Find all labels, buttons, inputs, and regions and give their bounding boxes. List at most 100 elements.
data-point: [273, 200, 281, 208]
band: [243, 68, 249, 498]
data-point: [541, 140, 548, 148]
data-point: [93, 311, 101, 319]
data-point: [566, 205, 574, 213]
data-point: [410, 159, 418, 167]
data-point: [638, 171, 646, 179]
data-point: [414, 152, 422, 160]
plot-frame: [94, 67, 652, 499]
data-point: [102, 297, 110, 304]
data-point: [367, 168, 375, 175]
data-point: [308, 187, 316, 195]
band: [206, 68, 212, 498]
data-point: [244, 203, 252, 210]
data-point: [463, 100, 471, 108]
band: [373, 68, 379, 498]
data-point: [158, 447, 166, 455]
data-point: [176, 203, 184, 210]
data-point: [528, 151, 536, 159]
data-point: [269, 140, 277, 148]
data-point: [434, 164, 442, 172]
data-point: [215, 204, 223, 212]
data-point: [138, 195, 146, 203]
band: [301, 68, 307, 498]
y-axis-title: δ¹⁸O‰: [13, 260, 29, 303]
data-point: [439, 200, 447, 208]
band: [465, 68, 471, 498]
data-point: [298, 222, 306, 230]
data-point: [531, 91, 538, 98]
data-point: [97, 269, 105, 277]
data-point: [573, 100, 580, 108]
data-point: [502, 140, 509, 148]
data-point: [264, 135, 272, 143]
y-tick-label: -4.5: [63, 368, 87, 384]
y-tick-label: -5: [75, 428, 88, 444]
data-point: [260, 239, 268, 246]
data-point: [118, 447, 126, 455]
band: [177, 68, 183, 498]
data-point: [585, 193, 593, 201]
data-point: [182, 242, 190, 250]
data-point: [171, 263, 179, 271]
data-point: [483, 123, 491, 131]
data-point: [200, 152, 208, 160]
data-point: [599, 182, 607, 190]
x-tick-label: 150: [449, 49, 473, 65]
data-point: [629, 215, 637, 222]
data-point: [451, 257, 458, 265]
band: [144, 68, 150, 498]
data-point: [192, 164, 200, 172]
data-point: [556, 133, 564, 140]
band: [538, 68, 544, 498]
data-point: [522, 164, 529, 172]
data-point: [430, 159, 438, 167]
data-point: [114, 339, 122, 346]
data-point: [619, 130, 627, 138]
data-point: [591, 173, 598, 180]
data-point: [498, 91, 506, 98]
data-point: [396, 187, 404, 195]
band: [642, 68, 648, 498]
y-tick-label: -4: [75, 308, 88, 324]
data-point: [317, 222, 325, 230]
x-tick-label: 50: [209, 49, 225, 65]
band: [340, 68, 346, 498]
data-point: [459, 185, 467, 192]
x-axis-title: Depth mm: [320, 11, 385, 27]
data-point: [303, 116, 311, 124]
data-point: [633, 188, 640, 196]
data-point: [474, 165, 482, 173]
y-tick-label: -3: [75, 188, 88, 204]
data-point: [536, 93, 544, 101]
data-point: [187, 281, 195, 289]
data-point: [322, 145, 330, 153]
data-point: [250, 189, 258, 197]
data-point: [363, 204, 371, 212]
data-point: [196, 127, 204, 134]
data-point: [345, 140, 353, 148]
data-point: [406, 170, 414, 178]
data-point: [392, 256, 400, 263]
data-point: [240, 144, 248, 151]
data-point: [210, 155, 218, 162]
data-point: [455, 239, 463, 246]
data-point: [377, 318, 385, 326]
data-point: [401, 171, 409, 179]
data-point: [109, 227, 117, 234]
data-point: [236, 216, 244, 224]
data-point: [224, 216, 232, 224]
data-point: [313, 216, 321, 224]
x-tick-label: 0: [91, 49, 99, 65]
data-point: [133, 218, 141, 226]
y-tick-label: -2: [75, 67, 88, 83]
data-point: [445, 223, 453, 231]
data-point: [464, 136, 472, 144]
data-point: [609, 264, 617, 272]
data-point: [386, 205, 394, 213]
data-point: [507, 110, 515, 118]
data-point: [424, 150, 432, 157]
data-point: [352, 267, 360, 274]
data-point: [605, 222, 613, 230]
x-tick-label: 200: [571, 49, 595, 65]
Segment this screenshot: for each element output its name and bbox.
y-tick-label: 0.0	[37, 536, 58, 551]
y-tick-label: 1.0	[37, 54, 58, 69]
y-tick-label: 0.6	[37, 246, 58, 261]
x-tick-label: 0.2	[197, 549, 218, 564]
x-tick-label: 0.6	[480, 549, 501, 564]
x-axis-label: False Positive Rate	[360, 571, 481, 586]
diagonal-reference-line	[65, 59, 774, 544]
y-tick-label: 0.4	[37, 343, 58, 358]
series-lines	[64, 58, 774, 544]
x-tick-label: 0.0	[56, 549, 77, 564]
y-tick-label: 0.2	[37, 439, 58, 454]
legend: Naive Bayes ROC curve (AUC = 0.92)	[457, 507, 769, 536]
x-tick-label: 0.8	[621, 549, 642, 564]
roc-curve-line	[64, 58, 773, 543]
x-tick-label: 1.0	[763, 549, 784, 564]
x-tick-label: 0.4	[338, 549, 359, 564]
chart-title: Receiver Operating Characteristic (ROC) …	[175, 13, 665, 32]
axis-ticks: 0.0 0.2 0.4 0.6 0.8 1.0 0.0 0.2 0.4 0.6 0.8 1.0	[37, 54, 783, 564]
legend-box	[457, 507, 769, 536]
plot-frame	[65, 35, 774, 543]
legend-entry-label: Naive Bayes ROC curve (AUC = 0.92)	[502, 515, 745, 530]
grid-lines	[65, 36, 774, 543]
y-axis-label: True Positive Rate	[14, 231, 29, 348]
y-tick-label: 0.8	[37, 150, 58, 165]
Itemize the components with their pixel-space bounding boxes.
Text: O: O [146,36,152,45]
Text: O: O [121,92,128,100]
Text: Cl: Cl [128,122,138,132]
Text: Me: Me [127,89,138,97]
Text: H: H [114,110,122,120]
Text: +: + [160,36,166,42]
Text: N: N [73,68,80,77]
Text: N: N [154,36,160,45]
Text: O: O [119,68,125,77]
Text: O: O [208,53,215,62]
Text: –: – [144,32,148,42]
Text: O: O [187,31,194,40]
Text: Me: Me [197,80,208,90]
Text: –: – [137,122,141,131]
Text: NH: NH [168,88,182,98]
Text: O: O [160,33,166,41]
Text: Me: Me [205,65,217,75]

● **Written request**: Update the records above by changing each "data-point" to "marker" and leaving every other part of the lines as it is.

● **Written answer**:
Find all labels, buttons, inputs, and regions and give their bounding boxes. List at most 100 elements.
marker: [273, 200, 281, 208]
band: [243, 68, 249, 498]
marker: [541, 140, 548, 148]
marker: [93, 311, 101, 319]
marker: [566, 205, 574, 213]
marker: [410, 159, 418, 167]
marker: [638, 171, 646, 179]
marker: [414, 152, 422, 160]
plot-frame: [94, 67, 652, 499]
marker: [102, 297, 110, 304]
marker: [367, 168, 375, 175]
marker: [308, 187, 316, 195]
band: [206, 68, 212, 498]
marker: [244, 203, 252, 210]
marker: [463, 100, 471, 108]
band: [373, 68, 379, 498]
marker: [158, 447, 166, 455]
marker: [176, 203, 184, 210]
marker: [528, 151, 536, 159]
marker: [269, 140, 277, 148]
marker: [434, 164, 442, 172]
marker: [215, 204, 223, 212]
marker: [138, 195, 146, 203]
band: [301, 68, 307, 498]
y-axis-title: δ¹⁸O‰: [13, 260, 29, 303]
marker: [439, 200, 447, 208]
band: [465, 68, 471, 498]
marker: [298, 222, 306, 230]
marker: [531, 91, 538, 98]
marker: [97, 269, 105, 277]
marker: [573, 100, 580, 108]
marker: [502, 140, 509, 148]
marker: [264, 135, 272, 143]
y-tick-label: -4.5: [63, 368, 87, 384]
y-tick-label: -5: [75, 428, 88, 444]
marker: [260, 239, 268, 246]
marker: [118, 447, 126, 455]
band: [177, 68, 183, 498]
marker: [585, 193, 593, 201]
marker: [182, 242, 190, 250]
marker: [171, 263, 179, 271]
marker: [483, 123, 491, 131]
marker: [200, 152, 208, 160]
marker: [599, 182, 607, 190]
x-tick-label: 150: [449, 49, 473, 65]
marker: [629, 215, 637, 222]
marker: [451, 257, 458, 265]
band: [144, 68, 150, 498]
marker: [192, 164, 200, 172]
marker: [556, 133, 564, 140]
band: [538, 68, 544, 498]
marker: [522, 164, 529, 172]
marker: [430, 159, 438, 167]
marker: [114, 339, 122, 346]
marker: [619, 130, 627, 138]
marker: [591, 173, 598, 180]
marker: [498, 91, 506, 98]
marker: [396, 187, 404, 195]
band: [642, 68, 648, 498]
y-tick-label: -4: [75, 308, 88, 324]
marker: [317, 222, 325, 230]
x-tick-label: 50: [209, 49, 225, 65]
band: [340, 68, 346, 498]
marker: [459, 185, 467, 192]
x-axis-title: Depth mm: [320, 11, 385, 27]
marker: [303, 116, 311, 124]
marker: [633, 188, 640, 196]
marker: [474, 165, 482, 173]
y-tick-label: -3: [75, 188, 88, 204]
marker: [536, 93, 544, 101]
marker: [187, 281, 195, 289]
marker: [322, 145, 330, 153]
marker: [250, 189, 258, 197]
marker: [363, 204, 371, 212]
marker: [196, 127, 204, 134]
marker: [345, 140, 353, 148]
marker: [406, 170, 414, 178]
marker: [392, 256, 400, 263]
marker: [240, 144, 248, 151]
marker: [210, 155, 218, 162]
marker: [455, 239, 463, 246]
marker: [377, 318, 385, 326]
marker: [401, 171, 409, 179]
marker: [109, 227, 117, 234]
marker: [236, 216, 244, 224]
marker: [224, 216, 232, 224]
marker: [313, 216, 321, 224]
x-tick-label: 0: [91, 49, 99, 65]
marker: [133, 218, 141, 226]
y-tick-label: -2: [75, 67, 88, 83]
marker: [445, 223, 453, 231]
marker: [464, 136, 472, 144]
marker: [609, 264, 617, 272]
marker: [386, 205, 394, 213]
marker: [507, 110, 515, 118]
marker: [424, 150, 432, 157]
marker: [352, 267, 360, 274]
marker: [605, 222, 613, 230]
x-tick-label: 200: [571, 49, 595, 65]
Segment this screenshot: for each element output its name and bbox.
y-tick-label: 0.0	[37, 536, 58, 551]
y-tick-label: 1.0	[37, 54, 58, 69]
y-tick-label: 0.6	[37, 246, 58, 261]
x-tick-label: 0.2	[197, 549, 218, 564]
x-tick-label: 0.6	[480, 549, 501, 564]
x-axis-label: False Positive Rate	[360, 571, 481, 586]
diagonal-reference-line	[65, 59, 774, 544]
y-tick-label: 0.4	[37, 343, 58, 358]
series-lines	[64, 58, 774, 544]
x-tick-label: 0.0	[56, 549, 77, 564]
y-tick-label: 0.2	[37, 439, 58, 454]
legend: Naive Bayes ROC curve (AUC = 0.92)	[457, 507, 769, 536]
x-tick-label: 0.8	[621, 549, 642, 564]
roc-curve-line	[64, 58, 773, 543]
x-tick-label: 1.0	[763, 549, 784, 564]
x-tick-label: 0.4	[338, 549, 359, 564]
chart-title: Receiver Operating Characteristic (ROC) …	[175, 13, 665, 32]
axis-ticks: 0.0 0.2 0.4 0.6 0.8 1.0 0.0 0.2 0.4 0.6 0.8 1.0	[37, 54, 783, 564]
legend-box	[457, 507, 769, 536]
plot-frame	[65, 35, 774, 543]
legend-entry-label: Naive Bayes ROC curve (AUC = 0.92)	[502, 515, 745, 530]
grid-lines	[65, 36, 774, 543]
y-axis-label: True Positive Rate	[14, 231, 29, 348]
y-tick-label: 0.8	[37, 150, 58, 165]
Itemize the components with their pixel-space bounding boxes.
Text: O: O [146,36,152,45]
Text: O: O [121,92,128,100]
Text: Cl: Cl [128,122,138,132]
Text: Me: Me [127,89,138,97]
Text: H: H [114,110,122,120]
Text: +: + [160,36,166,42]
Text: N: N [73,68,80,77]
Text: N: N [154,36,160,45]
Text: O: O [119,68,125,77]
Text: O: O [208,53,215,62]
Text: –: – [144,32,148,42]
Text: O: O [187,31,194,40]
Text: Me: Me [197,80,208,90]
Text: –: – [137,122,141,131]
Text: NH: NH [168,88,182,98]
Text: O: O [160,33,166,41]
Text: Me: Me [205,65,217,75]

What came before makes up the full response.